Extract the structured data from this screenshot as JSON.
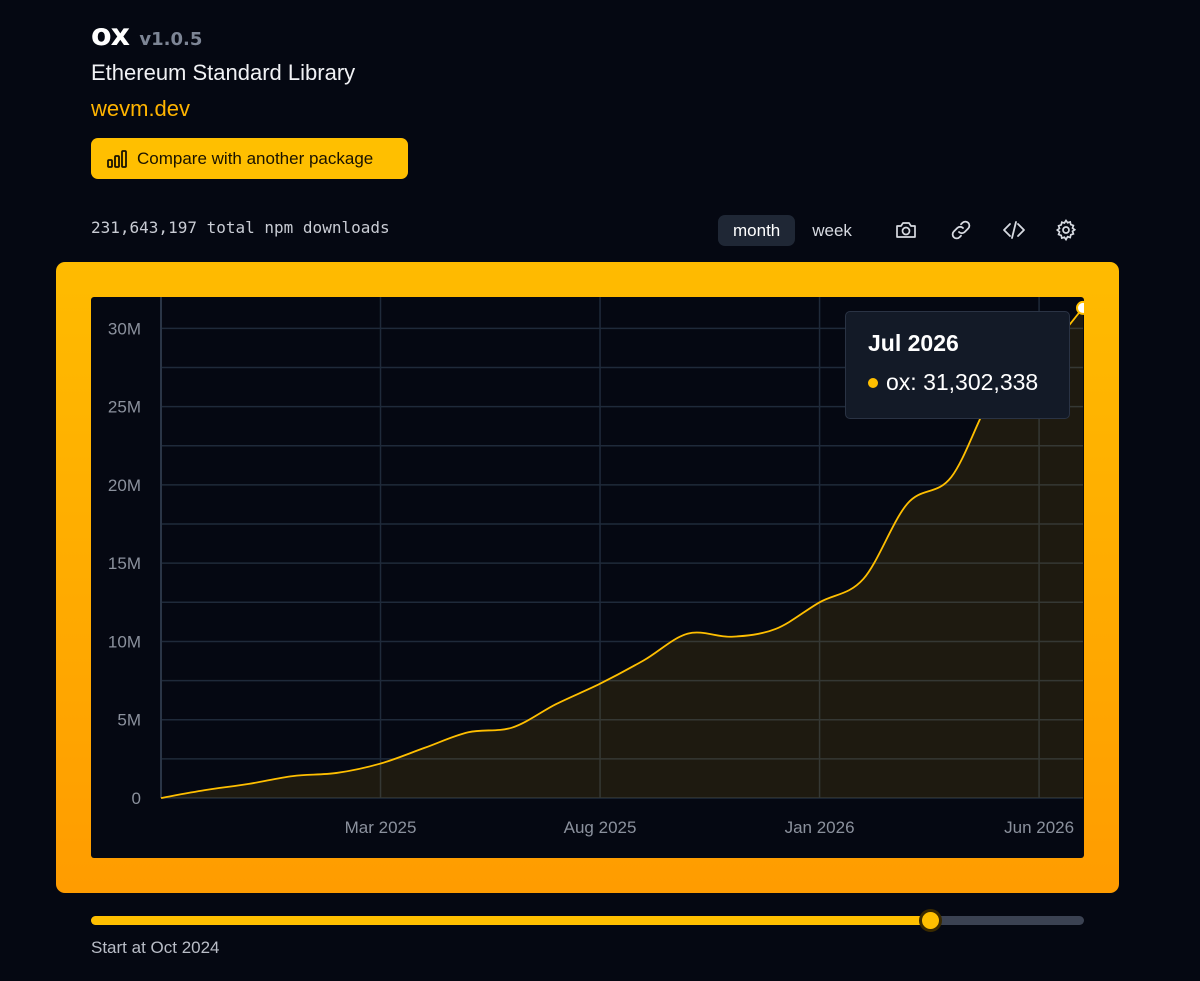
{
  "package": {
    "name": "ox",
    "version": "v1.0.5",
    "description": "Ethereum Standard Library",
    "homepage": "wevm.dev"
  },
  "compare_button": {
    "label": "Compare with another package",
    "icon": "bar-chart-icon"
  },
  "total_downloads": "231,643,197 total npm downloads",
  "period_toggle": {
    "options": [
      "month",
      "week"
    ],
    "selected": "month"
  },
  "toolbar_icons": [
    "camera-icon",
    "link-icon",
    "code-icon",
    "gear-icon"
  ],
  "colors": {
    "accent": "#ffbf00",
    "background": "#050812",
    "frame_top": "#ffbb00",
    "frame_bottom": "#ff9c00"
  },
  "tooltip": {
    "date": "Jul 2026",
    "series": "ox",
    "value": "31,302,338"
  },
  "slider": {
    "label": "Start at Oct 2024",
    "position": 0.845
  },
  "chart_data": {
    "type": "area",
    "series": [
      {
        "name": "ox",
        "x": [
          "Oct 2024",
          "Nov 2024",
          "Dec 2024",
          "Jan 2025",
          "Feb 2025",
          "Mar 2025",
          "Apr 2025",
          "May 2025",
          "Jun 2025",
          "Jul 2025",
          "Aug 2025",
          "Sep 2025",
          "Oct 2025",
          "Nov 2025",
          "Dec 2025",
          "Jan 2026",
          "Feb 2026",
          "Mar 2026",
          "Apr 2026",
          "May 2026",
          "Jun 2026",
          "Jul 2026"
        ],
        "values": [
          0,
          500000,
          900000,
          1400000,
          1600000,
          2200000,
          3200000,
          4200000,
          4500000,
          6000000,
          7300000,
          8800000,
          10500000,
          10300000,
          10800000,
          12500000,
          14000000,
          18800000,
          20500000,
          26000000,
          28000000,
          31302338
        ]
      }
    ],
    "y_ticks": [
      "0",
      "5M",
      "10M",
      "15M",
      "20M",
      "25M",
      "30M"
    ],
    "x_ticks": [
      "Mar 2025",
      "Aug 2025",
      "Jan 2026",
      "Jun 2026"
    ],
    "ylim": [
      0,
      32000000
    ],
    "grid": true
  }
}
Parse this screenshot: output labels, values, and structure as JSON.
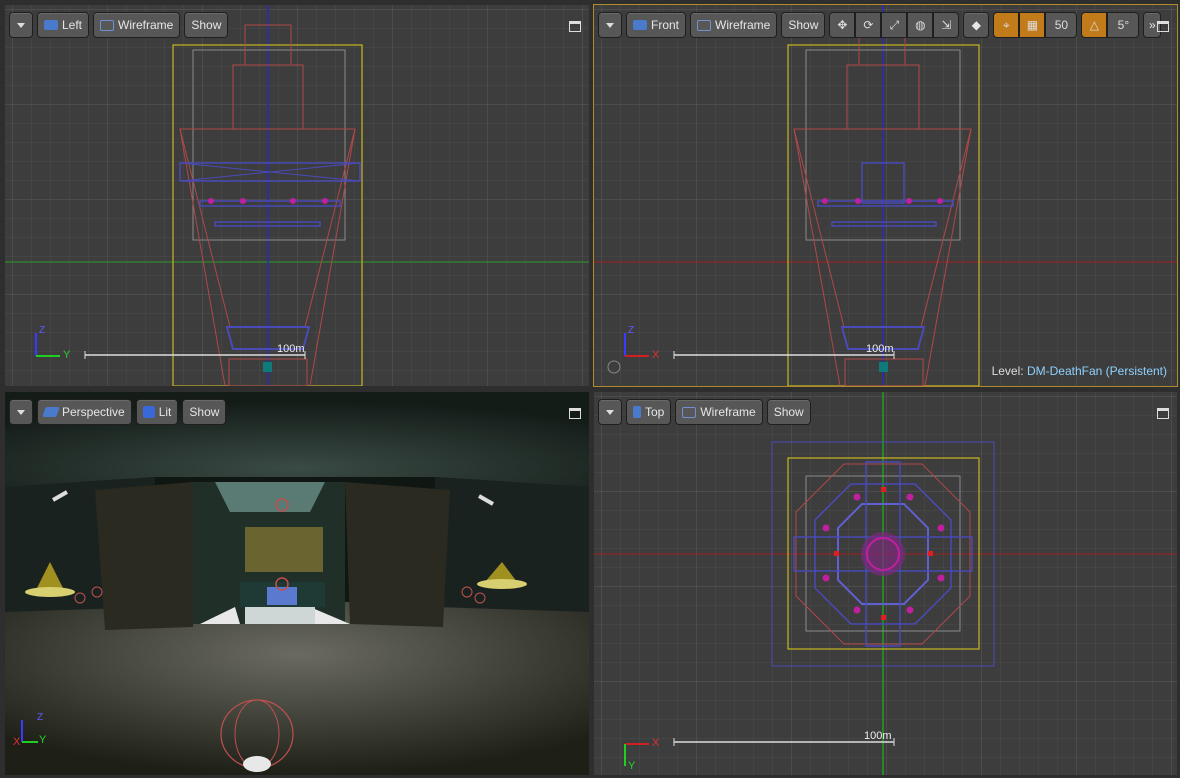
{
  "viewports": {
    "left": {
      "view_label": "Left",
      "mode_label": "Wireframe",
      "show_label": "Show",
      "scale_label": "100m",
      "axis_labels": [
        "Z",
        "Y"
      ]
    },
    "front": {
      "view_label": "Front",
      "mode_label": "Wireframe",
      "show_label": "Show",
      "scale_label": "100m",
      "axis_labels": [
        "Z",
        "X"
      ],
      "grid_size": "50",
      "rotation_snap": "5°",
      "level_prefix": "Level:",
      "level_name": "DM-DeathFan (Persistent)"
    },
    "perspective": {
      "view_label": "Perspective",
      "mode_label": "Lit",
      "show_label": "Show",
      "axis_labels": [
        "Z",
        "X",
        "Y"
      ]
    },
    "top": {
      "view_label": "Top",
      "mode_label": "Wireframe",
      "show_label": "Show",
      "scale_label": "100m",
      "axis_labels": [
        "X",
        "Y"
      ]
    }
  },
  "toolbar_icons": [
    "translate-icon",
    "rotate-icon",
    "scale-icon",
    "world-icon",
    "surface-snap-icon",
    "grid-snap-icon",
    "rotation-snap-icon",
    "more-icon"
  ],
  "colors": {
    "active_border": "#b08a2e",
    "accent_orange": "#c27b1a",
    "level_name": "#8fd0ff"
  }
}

**Written exercise:** Pick out every line holding the string "screenshot" and return it.

**Result for this exercise:**
Extract the structured data from this screenshot as JSON.
Parse this screenshot: output labels, values, and structure as JSON.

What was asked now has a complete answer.